***** Recorded data
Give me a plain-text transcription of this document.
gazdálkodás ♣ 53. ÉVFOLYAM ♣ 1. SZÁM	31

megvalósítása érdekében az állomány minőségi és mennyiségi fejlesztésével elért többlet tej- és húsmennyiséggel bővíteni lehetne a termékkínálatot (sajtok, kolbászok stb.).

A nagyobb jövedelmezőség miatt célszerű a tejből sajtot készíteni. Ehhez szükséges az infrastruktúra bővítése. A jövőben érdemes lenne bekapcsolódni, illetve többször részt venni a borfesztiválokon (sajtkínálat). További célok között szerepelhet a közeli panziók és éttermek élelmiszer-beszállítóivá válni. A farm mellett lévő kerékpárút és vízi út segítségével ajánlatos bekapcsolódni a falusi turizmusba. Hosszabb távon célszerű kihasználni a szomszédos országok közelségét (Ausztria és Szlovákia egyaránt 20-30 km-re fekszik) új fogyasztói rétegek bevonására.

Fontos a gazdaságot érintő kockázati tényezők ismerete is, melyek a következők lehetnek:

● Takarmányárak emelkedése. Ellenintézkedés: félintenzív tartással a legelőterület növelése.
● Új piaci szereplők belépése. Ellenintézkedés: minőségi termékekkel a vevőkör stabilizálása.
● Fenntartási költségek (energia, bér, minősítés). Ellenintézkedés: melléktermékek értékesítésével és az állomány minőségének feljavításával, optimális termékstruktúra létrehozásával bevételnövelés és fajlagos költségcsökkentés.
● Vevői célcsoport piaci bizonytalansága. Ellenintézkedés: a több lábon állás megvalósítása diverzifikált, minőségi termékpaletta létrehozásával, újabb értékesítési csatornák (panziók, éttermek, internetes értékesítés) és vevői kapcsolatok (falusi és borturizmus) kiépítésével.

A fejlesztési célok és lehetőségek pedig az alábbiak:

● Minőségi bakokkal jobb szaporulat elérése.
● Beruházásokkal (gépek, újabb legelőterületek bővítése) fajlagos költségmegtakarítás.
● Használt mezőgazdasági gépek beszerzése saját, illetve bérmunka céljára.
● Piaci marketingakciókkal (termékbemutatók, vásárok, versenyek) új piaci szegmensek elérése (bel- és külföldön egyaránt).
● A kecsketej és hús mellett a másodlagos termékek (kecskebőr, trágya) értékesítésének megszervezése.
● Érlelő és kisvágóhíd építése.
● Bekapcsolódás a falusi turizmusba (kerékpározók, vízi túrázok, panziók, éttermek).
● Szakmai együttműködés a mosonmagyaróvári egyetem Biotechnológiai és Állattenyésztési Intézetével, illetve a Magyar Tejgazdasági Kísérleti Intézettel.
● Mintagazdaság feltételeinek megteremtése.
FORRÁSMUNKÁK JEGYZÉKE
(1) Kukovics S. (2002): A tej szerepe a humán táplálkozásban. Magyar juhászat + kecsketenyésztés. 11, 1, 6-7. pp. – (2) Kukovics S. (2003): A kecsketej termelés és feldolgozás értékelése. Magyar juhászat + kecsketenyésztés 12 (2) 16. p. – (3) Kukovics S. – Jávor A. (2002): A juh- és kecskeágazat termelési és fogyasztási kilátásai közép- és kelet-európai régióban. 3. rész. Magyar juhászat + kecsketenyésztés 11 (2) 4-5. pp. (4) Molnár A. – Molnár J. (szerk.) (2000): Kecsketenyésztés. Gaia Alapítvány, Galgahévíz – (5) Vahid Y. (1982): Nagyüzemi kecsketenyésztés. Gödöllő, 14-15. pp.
**********
***** Recorded data
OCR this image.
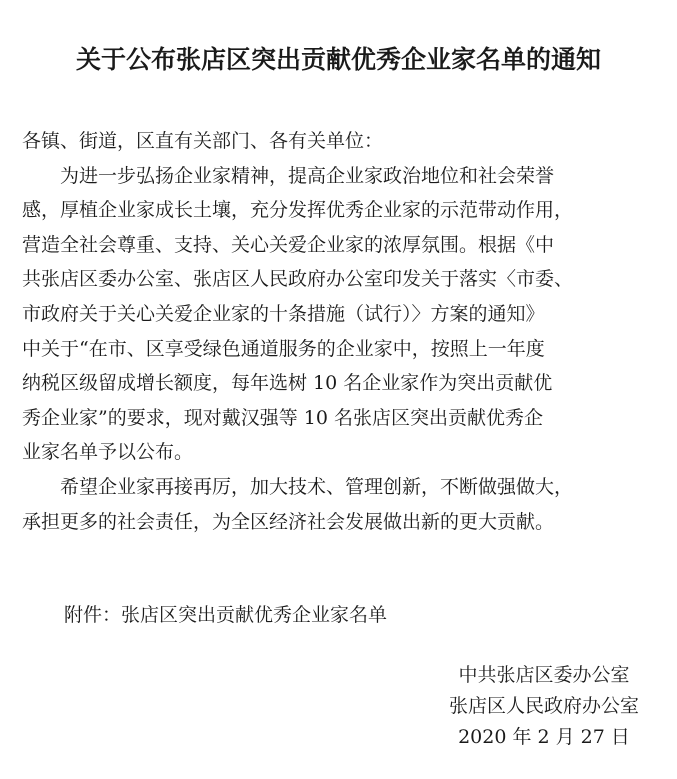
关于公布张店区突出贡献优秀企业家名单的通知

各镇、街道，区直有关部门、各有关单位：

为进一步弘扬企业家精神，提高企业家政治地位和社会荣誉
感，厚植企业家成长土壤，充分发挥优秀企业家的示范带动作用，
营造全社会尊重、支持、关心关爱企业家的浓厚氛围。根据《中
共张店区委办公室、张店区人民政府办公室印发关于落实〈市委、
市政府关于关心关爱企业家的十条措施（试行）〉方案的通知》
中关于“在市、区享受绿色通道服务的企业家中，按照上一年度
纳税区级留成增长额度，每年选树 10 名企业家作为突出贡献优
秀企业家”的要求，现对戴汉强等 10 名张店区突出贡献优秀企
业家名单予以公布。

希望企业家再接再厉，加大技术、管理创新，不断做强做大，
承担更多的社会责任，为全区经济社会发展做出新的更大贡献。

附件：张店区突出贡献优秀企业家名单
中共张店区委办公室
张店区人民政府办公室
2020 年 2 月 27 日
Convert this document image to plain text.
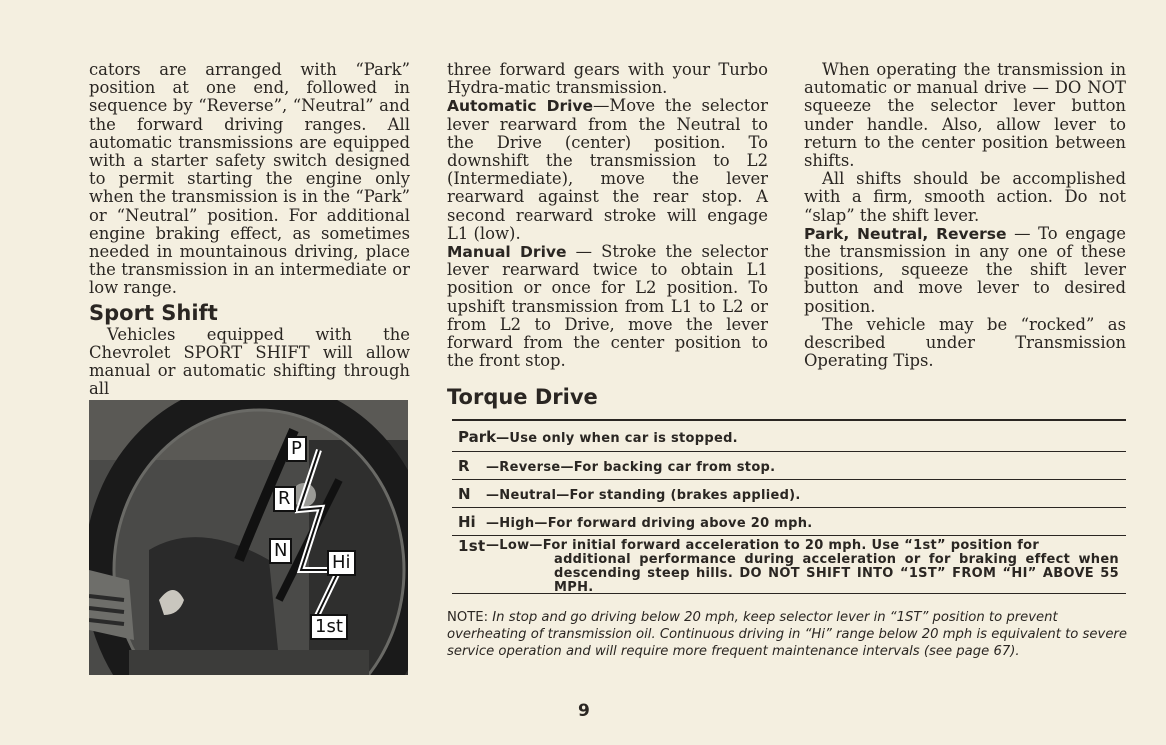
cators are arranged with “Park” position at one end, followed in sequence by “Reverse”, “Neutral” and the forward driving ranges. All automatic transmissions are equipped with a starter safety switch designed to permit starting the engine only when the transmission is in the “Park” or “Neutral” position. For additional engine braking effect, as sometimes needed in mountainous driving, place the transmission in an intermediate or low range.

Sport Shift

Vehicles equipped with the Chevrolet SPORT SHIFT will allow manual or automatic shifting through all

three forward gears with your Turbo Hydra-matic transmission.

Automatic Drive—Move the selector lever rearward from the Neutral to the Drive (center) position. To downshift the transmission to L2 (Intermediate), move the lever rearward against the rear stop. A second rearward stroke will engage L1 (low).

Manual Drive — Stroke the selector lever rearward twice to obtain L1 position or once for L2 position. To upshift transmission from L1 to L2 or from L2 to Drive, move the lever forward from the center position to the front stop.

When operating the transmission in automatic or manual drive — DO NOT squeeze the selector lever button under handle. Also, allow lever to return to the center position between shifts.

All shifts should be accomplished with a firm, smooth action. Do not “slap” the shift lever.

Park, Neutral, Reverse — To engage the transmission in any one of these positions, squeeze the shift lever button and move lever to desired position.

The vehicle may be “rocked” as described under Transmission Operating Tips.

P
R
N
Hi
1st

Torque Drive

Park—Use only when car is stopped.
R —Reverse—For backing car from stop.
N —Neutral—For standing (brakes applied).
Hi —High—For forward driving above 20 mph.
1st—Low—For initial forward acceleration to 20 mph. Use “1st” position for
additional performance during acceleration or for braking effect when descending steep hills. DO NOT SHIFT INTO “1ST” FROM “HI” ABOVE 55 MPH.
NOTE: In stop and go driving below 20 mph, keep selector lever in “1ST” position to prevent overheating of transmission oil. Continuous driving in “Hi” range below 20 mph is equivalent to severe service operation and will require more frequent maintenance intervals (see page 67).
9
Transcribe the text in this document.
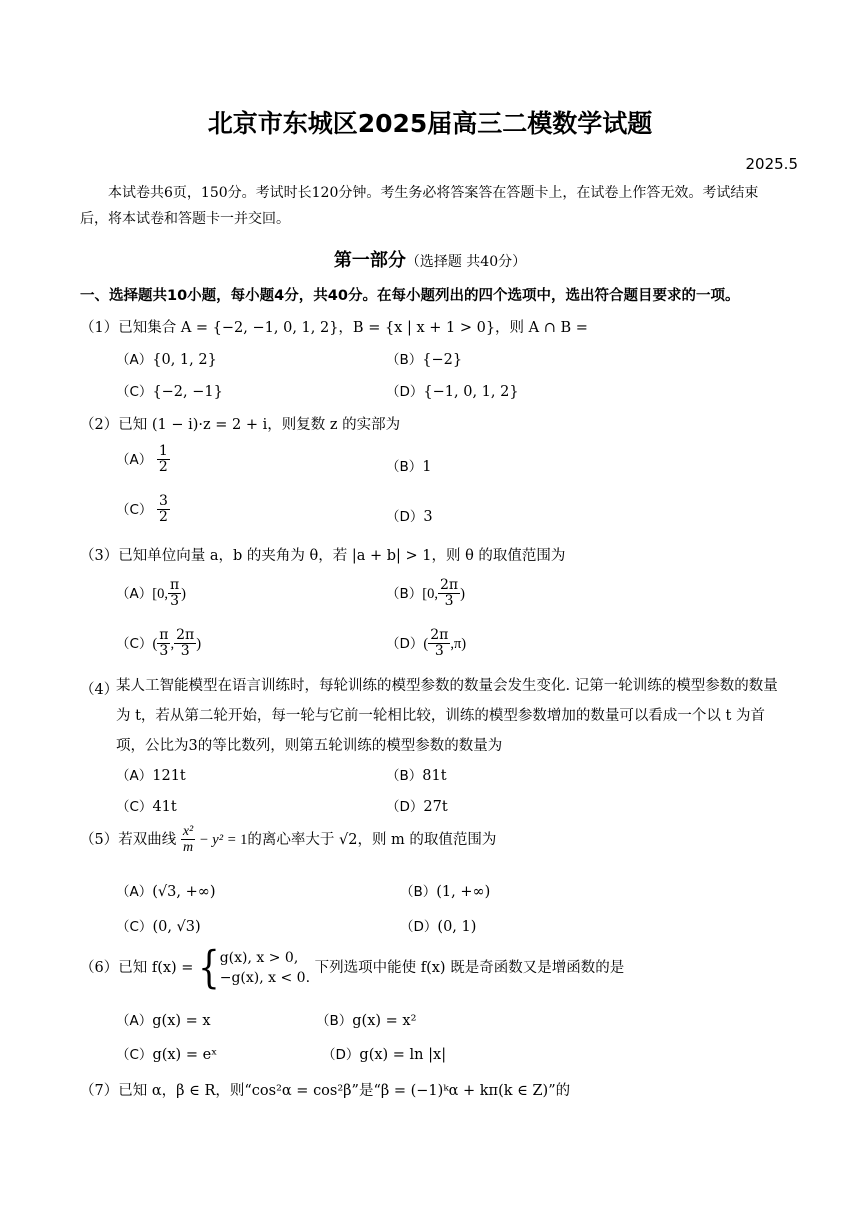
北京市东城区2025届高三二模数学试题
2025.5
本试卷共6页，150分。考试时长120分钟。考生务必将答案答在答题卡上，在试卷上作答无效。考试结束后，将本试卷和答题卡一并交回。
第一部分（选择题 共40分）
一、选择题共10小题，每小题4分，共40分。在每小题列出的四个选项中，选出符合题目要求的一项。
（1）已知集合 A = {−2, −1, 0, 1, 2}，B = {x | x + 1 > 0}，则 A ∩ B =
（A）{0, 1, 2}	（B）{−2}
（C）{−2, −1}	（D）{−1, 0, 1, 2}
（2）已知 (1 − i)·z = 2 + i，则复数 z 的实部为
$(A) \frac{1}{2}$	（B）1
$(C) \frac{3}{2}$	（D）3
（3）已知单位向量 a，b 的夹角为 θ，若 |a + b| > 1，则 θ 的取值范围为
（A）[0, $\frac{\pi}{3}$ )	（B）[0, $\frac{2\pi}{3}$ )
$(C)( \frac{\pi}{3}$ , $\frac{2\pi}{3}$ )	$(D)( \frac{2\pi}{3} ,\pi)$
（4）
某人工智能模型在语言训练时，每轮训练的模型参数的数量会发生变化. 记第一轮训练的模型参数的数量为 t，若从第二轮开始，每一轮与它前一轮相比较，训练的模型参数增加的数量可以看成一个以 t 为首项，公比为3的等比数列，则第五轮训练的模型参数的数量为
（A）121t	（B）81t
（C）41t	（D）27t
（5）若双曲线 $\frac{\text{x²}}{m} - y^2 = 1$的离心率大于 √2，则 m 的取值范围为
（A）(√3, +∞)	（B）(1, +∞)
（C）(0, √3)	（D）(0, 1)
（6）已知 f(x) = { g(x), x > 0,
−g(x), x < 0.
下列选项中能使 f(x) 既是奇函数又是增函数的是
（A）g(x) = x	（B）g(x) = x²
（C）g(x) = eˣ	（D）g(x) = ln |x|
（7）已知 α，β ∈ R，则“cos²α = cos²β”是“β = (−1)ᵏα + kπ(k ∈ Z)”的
**********
Stated goal:
Report every line in the data above in which the word "image" appears.

The reply:
OCR this image.
Convert this document image to plain text.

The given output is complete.